<<<<

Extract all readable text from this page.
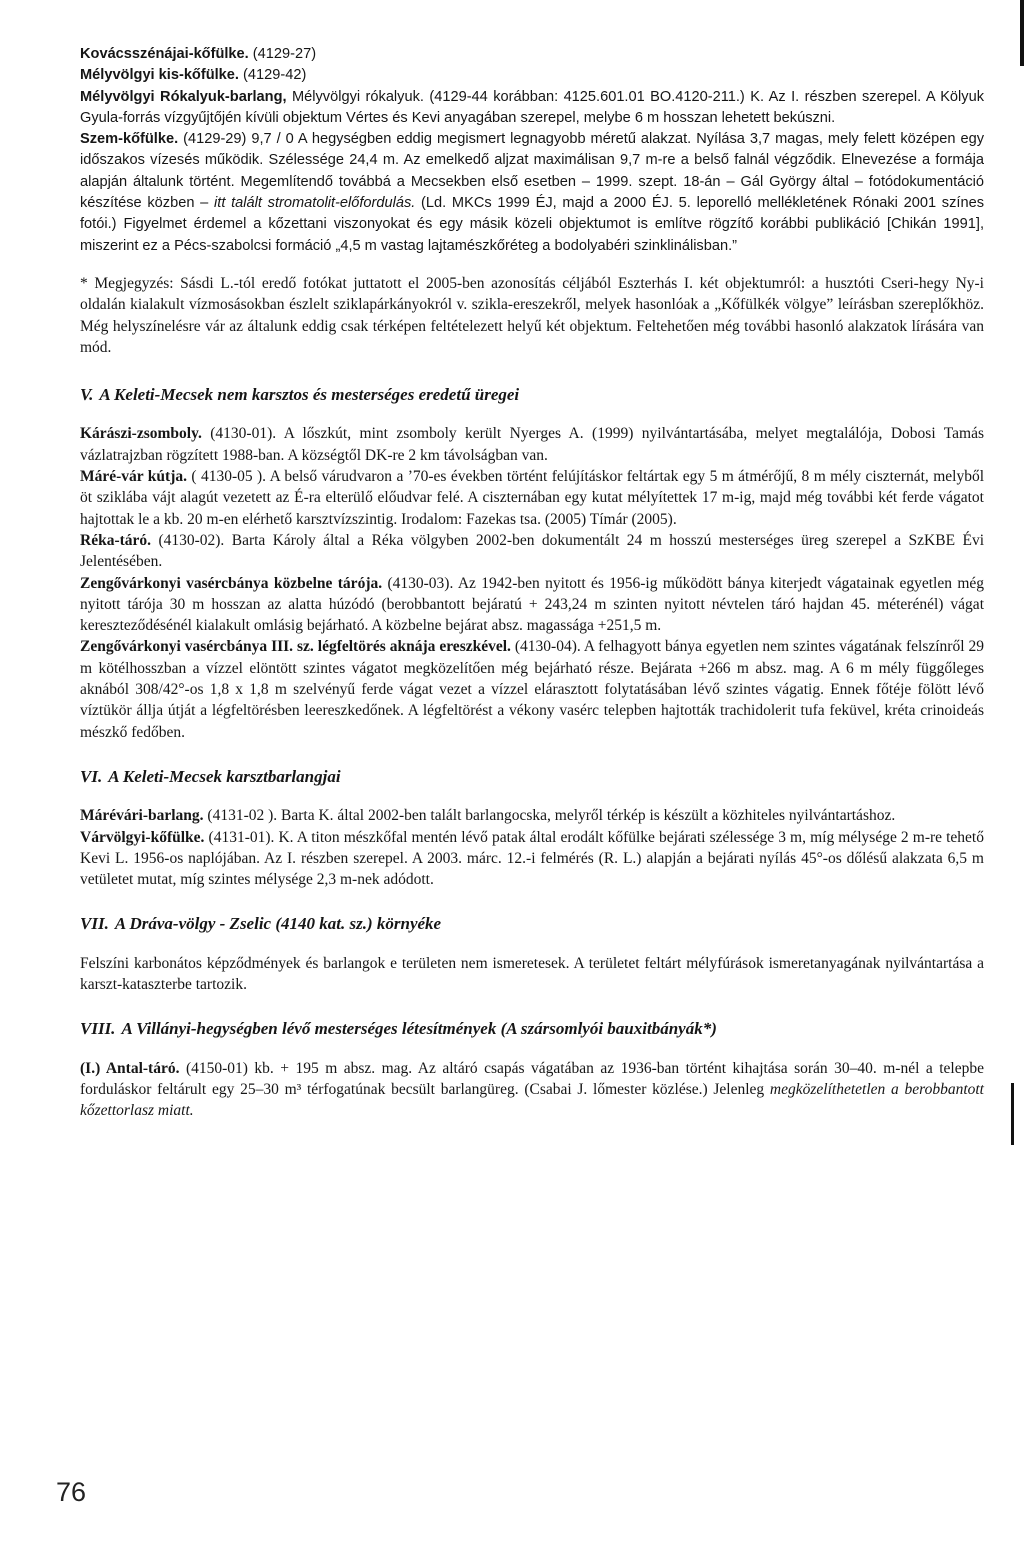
Kovácsszénájai-kőfülke. (4129-27)

Mélyvölgyi kis-kőfülke. (4129-42)

Mélyvölgyi Rókalyuk-barlang, Mélyvölgyi rókalyuk. (4129-44 korábban: 4125.601.01 BO.4120-211.) K. Az I. részben szerepel. A Kölyuk Gyula-forrás vízgyűjtőjén kívüli objektum Vértes és Kevi anyagában szerepel, melybe 6 m hosszan lehetett bekúszni.

Szem-kőfülke. (4129-29) 9,7 / 0 A hegységben eddig megismert legnagyobb méretű alakzat. Nyílása 3,7 magas, mely felett középen egy időszakos vízesés működik. Szélessége 24,4 m. Az emelkedő aljzat maximálisan 9,7 m-re a belső falnál végződik. Elnevezése a formája alapján általunk történt. Megemlítendő továbbá a Mecsekben első esetben – 1999. szept. 18-án – Gál György által – fotódokumentáció készítése közben – itt talált stromatolit-előfordulás. (Ld. MKCs 1999 ÉJ, majd a 2000 ÉJ. 5. leporelló mellékletének Rónaki 2001 színes fotói.) Figyelmet érdemel a kőzettani viszonyokat és egy másik közeli objektumot is említve rögzítő korábbi publikáció [Chikán 1991], miszerint ez a Pécs-szabolcsi formáció „4,5 m vastag lajtamészkőréteg a bodolyabéri szinklinálisban.”

* Megjegyzés: Sásdi L.-tól eredő fotókat juttatott el 2005-ben azonosítás céljából Eszterhás I. két objektumról: a husztóti Cseri-hegy Ny-i oldalán kialakult vízmosásokban észlelt sziklapárkányokról v. szikla-ereszekről, melyek hasonlóak a „Kőfülkék völgye” leírásban szereplőkhöz. Még helyszínelésre vár az általunk eddig csak térképen feltételezett helyű két objektum. Feltehetően még további hasonló alakzatok lírására van mód.

V. A Keleti-Mecsek nem karsztos és mesterséges eredetű üregei

Kárászi-zsomboly. (4130-01). A lőszkút, mint zsomboly került Nyerges A. (1999) nyilvántartásába, melyet megtalálója, Dobosi Tamás vázlatrajzban rögzített 1988-ban. A községtől DK-re 2 km távolságban van.

Máré-vár kútja. ( 4130-05 ). A belső várudvaron a ’70-es években történt felújításkor feltártak egy 5 m átmérőjű, 8 m mély ciszternát, melyből öt sziklába vájt alagút vezetett az É-ra elterülő előudvar felé. A ciszternában egy kutat mélyítettek 17 m-ig, majd még további két ferde vágatot hajtottak le a kb. 20 m-en elérhető karsztvízszintig. Irodalom: Fazekas tsa. (2005) Tímár (2005).

Réka-táró. (4130-02). Barta Károly által a Réka völgyben 2002-ben dokumentált 24 m hosszú mesterséges üreg szerepel a SzKBE Évi Jelentésében.

Zengővárkonyi vasércbánya közbelne tárója. (4130-03). Az 1942-ben nyitott és 1956-ig működött bánya kiterjedt vágatainak egyetlen még nyitott tárója 30 m hosszan az alatta húzódó (berobbantott bejáratú + 243,24 m szinten nyitott névtelen táró hajdan 45. méterénél) vágat kereszteződésénél kialakult omlásig bejárható. A közbelne bejárat absz. magassága +251,5 m.

Zengővárkonyi vasércbánya III. sz. légfeltörés aknája ereszkével. (4130-04). A felhagyott bánya egyetlen nem szintes vágatának felszínről 29 m kötélhosszban a vízzel elöntött szintes vágatot megközelítően még bejárható része. Bejárata +266 m absz. mag. A 6 m mély függőleges aknából 308/42°-os 1,8 x 1,8 m szelvényű ferde vágat vezet a vízzel elárasztott folytatásában lévő szintes vágatig. Ennek főtéje fölött lévő víztükör állja útját a légfeltörésben leereszkedőnek. A légfeltörést a vékony vasérc telepben hajtották trachidolerit tufa feküvel, kréta crinoideás mészkő fedőben.

VI. A Keleti-Mecsek karsztbarlangjai

Márévári-barlang. (4131-02 ). Barta K. által 2002-ben talált barlangocska, melyről térkép is készült a közhiteles nyilvántartáshoz.

Várvölgyi-kőfülke. (4131-01). K. A titon mészkőfal mentén lévő patak által erodált kőfülke bejárati szélessége 3 m, míg mélysége 2 m-re tehető Kevi L. 1956-os naplójában. Az I. részben szerepel. A 2003. márc. 12.-i felmérés (R. L.) alapján a bejárati nyílás 45°-os dőlésű alakzata 6,5 m vetületet mutat, míg szintes mélysége 2,3 m-nek adódott.

VII. A Dráva-völgy - Zselic (4140 kat. sz.) környéke

Felszíni karbonátos képződmények és barlangok e területen nem ismeretesek. A területet feltárt mélyfúrások ismeretanyagának nyilvántartása a karszt-kataszterbe tartozik.

VIII. A Villányi-hegységben lévő mesterséges létesítmények (A szársomlyói bauxitbányák*)

(I.) Antal-táró. (4150-01) kb. + 195 m absz. mag. Az altáró csapás vágatában az 1936-ban történt kihajtása során 30–40. m-nél a telepbe forduláskor feltárult egy 25–30 m³ térfogatúnak becsült barlangüreg. (Csabai J. lőmester közlése.) Jelenleg megközelíthetetlen a berobbantott kőzettorlasz miatt.

76
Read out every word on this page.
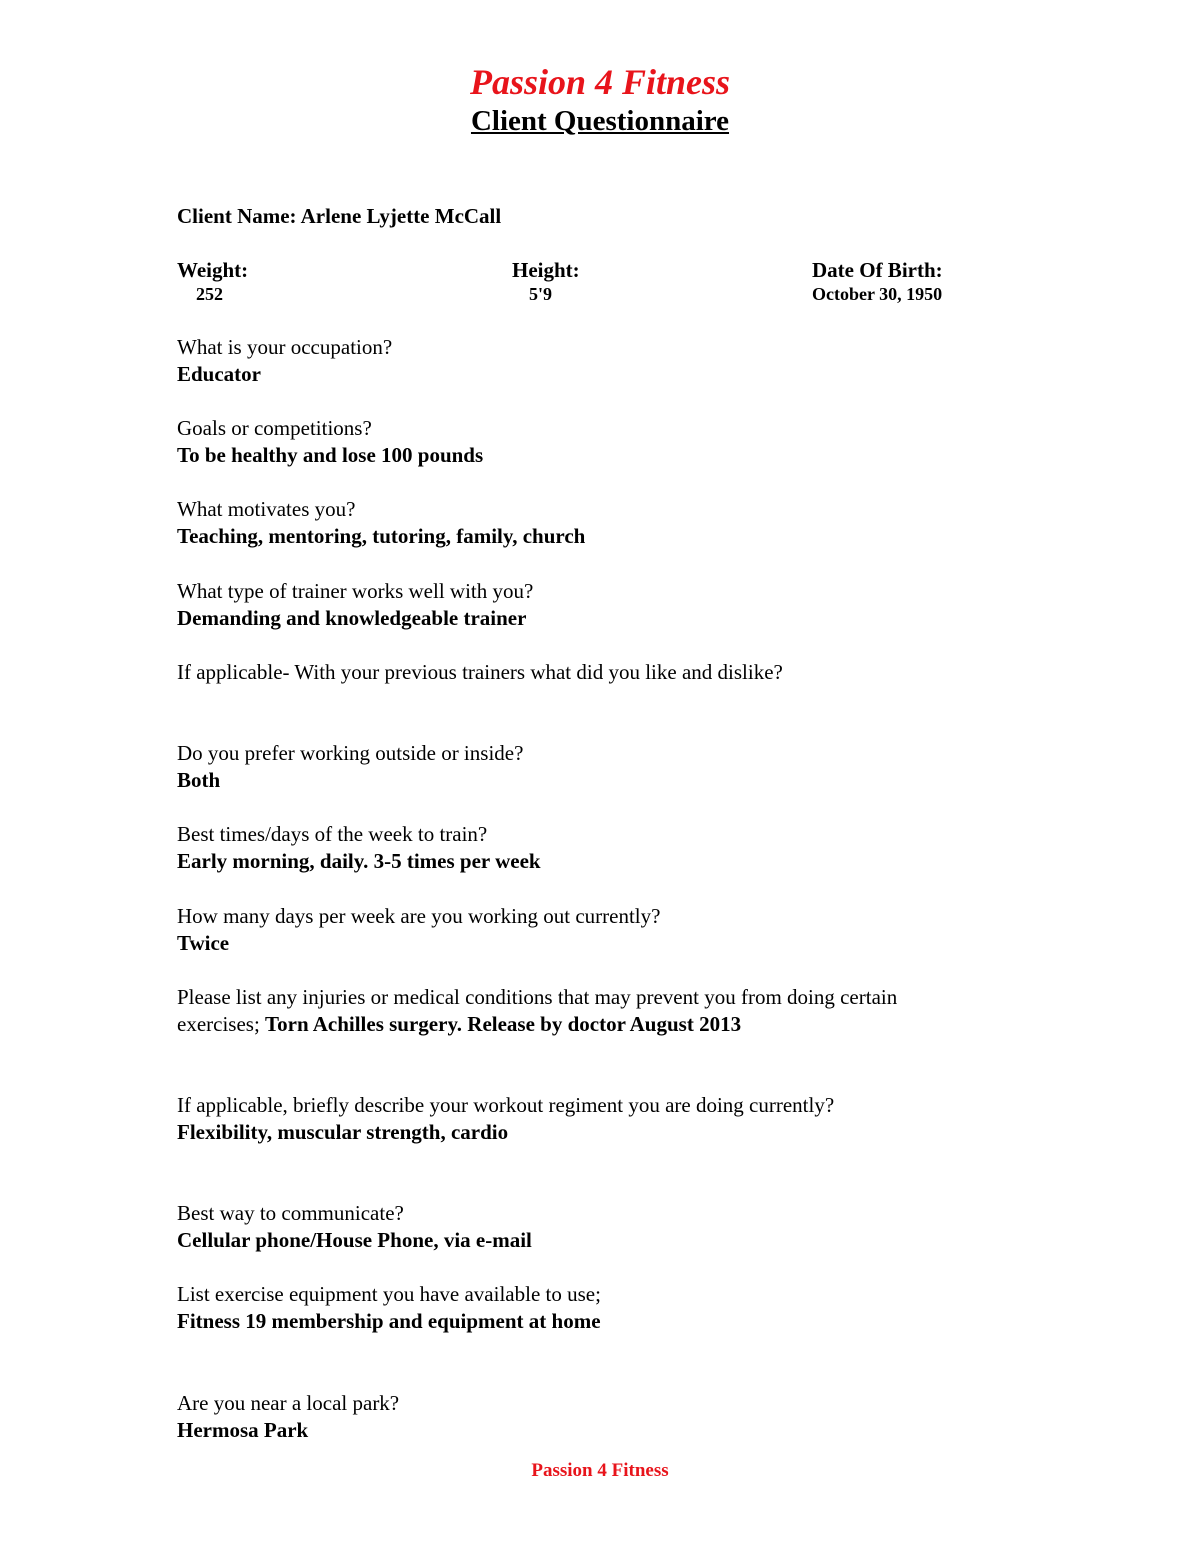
Passion 4 Fitness
Client Questionnaire
Client Name: Arlene Lyjette McCall
Weight:
252
Height:
5'9
Date Of Birth:
October 30, 1950
What is your occupation?
Educator
Goals or competitions?
To be healthy and lose 100 pounds
What motivates you?
Teaching, mentoring, tutoring, family, church
What type of trainer works well with you?
Demanding and knowledgeable trainer
If applicable- With your previous trainers what did you like and dislike?
Do you prefer working outside or inside?
Both
Best times/days of the week to train?
Early morning, daily. 3-5 times per week
How many days per week are you working out currently?
Twice
Please list any injuries or medical conditions that may prevent you from doing certain
exercises; Torn Achilles surgery. Release by doctor August 2013
If applicable, briefly describe your workout regiment you are doing currently?
Flexibility, muscular strength, cardio
Best way to communicate?
Cellular phone/House Phone, via e-mail
List exercise equipment you have available to use;
Fitness 19 membership and equipment at home
Are you near a local park?
Hermosa Park
Passion 4 Fitness
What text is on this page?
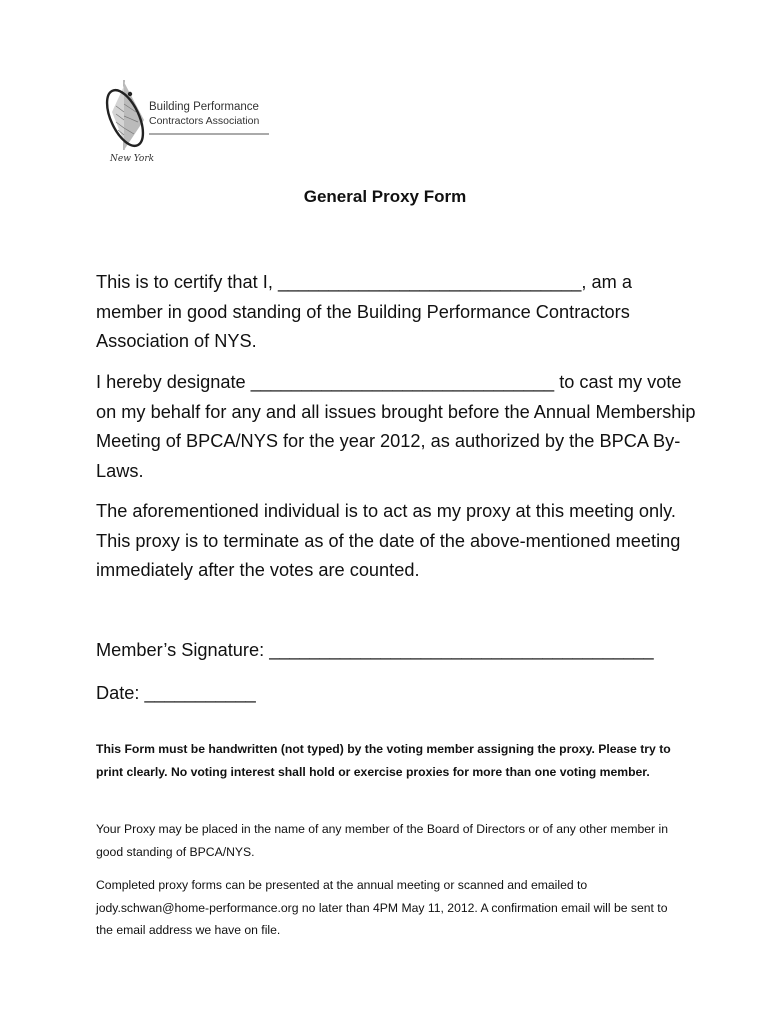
Building Performance
Contractors Association
New York
General Proxy Form

This is to certify that I, ______________________________, am a member in good standing of the Building Performance Contractors Association of NYS.

I hereby designate ______________________________ to cast my vote on my behalf for any and all issues brought before the Annual Membership Meeting of BPCA/NYS for the year 2012, as authorized by the BPCA By-Laws.

The aforementioned individual is to act as my proxy at this meeting only. This proxy is to terminate as of the date of the above-mentioned meeting immediately after the votes are counted.

Member’s Signature: ______________________________________
Date: ___________

This Form must be handwritten (not typed) by the voting member assigning the proxy. Please try to print clearly. No voting interest shall hold or exercise proxies for more than one voting member.

Your Proxy may be placed in the name of any member of the Board of Directors or of any other member in good standing of BPCA/NYS.

Completed proxy forms can be presented at the annual meeting or scanned and emailed to jody.schwan@home-performance.org no later than 4PM May 11, 2012. A confirmation email will be sent to the email address we have on file.
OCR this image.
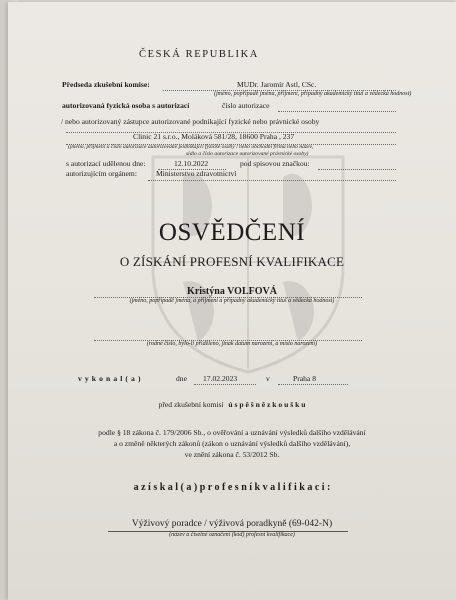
ČESKÁ REPUBLIKA
Předseda zkušební komise:	MUDr. Jaromír Astl, CSc.
(jméno, popřípadě jména, příjmení, případný akademický titul a vědecká hodnost)
autorizovaná fyzická osoba s autorizací	číslo autorizace
/ nebo autorizovaný zástupce autorizované podnikající fyzické nebo právnické osoby
Clinic 21 s.r.o., Moláková 581/28, 18600 Praha , 237
(jméno, příjmení a číslo autorizace autorizované podnikající fyzické osoby / nebo obchodní firma nebo název,
sídlo a číslo autorizace autorizované právnické osoby)
s autorizací udělenou dne:	12.10.2022	pod spisovou značkou:
autorizujícím orgánem:	Ministerstvo zdravotnictví
OSVĚDČENÍ
O ZÍSKÁNÍ PROFESNÍ KVALIFIKACE
Kristýna VOLFOVÁ
(jméno, popřípadě jména, a příjmení a případný akademický titul a vědecká hodnost)
(rodné číslo, bylo-li přiděleno, jinak datum narození, a místo narození)
v y k o n a l ( a )	dne 17.02.2023	v	Praha 8
před zkušební komisí ú s p ě š n ě z k o u š k u
podle § 18 zákona č. 179/2006 Sb., o ověřování a uznávání výsledků dalšího vzdělávání
a o změně některých zákonů (zákon o uznávání výsledků dalšího vzdělávání),
ve znění zákona č. 53/2012 Sb.
a z í s k a l ( a ) p r o f e s n í k v a l i f i k a c i :
Výživový poradce / výživová poradkyně (69-042-N)
(název a číselné označení (kód) profesní kvalifikace)
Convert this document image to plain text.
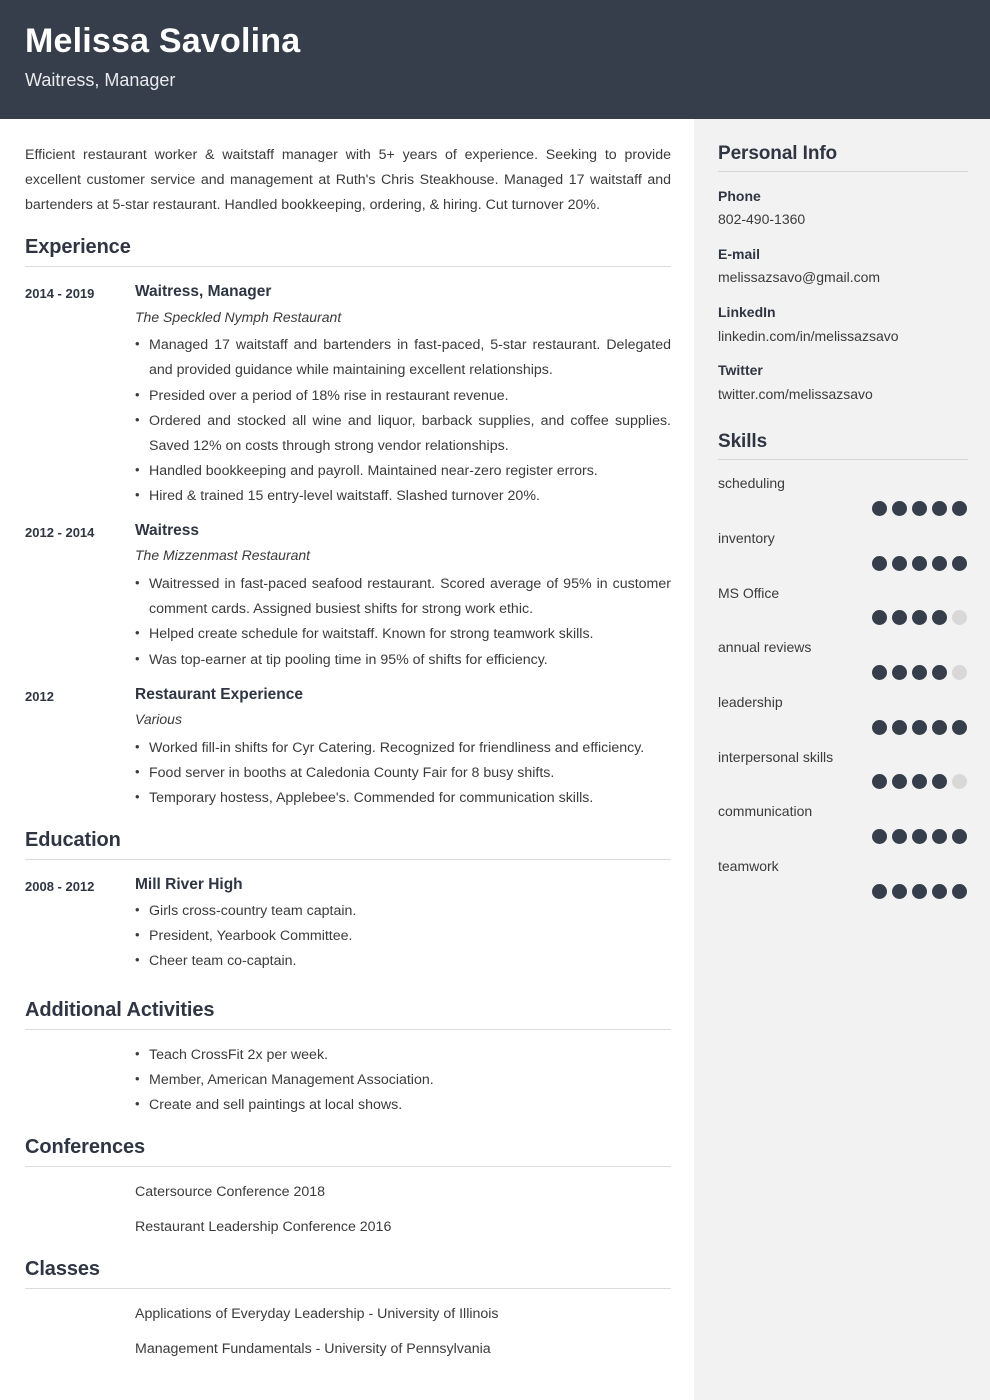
Melissa Savolina
Waitress, Manager
Efficient restaurant worker & waitstaff manager with 5+ years of experience. Seeking to provide excellent customer service and management at Ruth's Chris Steakhouse. Managed 17 waitstaff and bartenders at 5-star restaurant. Handled bookkeeping, ordering, & hiring. Cut turnover 20%.
Experience
2014 - 2019	Waitress, Manager
The Speckled Nymph Restaurant
• Managed 17 waitstaff and bartenders in fast-paced, 5-star restaurant. Delegated and provided guidance while maintaining excellent relationships.
• Presided over a period of 18% rise in restaurant revenue.
• Ordered and stocked all wine and liquor, barback supplies, and coffee supplies. Saved 12% on costs through strong vendor relationships.
• Handled bookkeeping and payroll. Maintained near-zero register errors.
• Hired & trained 15 entry-level waitstaff. Slashed turnover 20%.
2012 - 2014	Waitress
The Mizzenmast Restaurant
• Waitressed in fast-paced seafood restaurant. Scored average of 95% in customer comment cards. Assigned busiest shifts for strong work ethic.
• Helped create schedule for waitstaff. Known for strong teamwork skills.
• Was top-earner at tip pooling time in 95% of shifts for efficiency.
2012	Restaurant Experience
Various
• Worked fill-in shifts for Cyr Catering. Recognized for friendliness and efficiency.
• Food server in booths at Caledonia County Fair for 8 busy shifts.
• Temporary hostess, Applebee's. Commended for communication skills.
Education
2008 - 2012	Mill River High
• Girls cross-country team captain.
• President, Yearbook Committee.
• Cheer team co-captain.
Additional Activities
• Teach CrossFit 2x per week.
• Member, American Management Association.
• Create and sell paintings at local shows.
Conferences
Catersource Conference 2018
Restaurant Leadership Conference 2016
Classes
Applications of Everyday Leadership - University of Illinois
Management Fundamentals - University of Pennsylvania
Personal Info
Phone
802-490-1360
E-mail
melissazsavo@gmail.com
LinkedIn
linkedin.com/in/melissazsavo
Twitter
twitter.com/melissazsavo
Skills
scheduling
inventory
MS Office
annual reviews
leadership
interpersonal skills
communication
teamwork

>>>>

Pick out each line containing the string "případný" and copy it.

(jméno, popřípadě jména, příjmení, případný akademický titul a vědecká hodnost)
(jméno, popřípadě jména, a příjmení a případný akademický titul a vědecká hodnost)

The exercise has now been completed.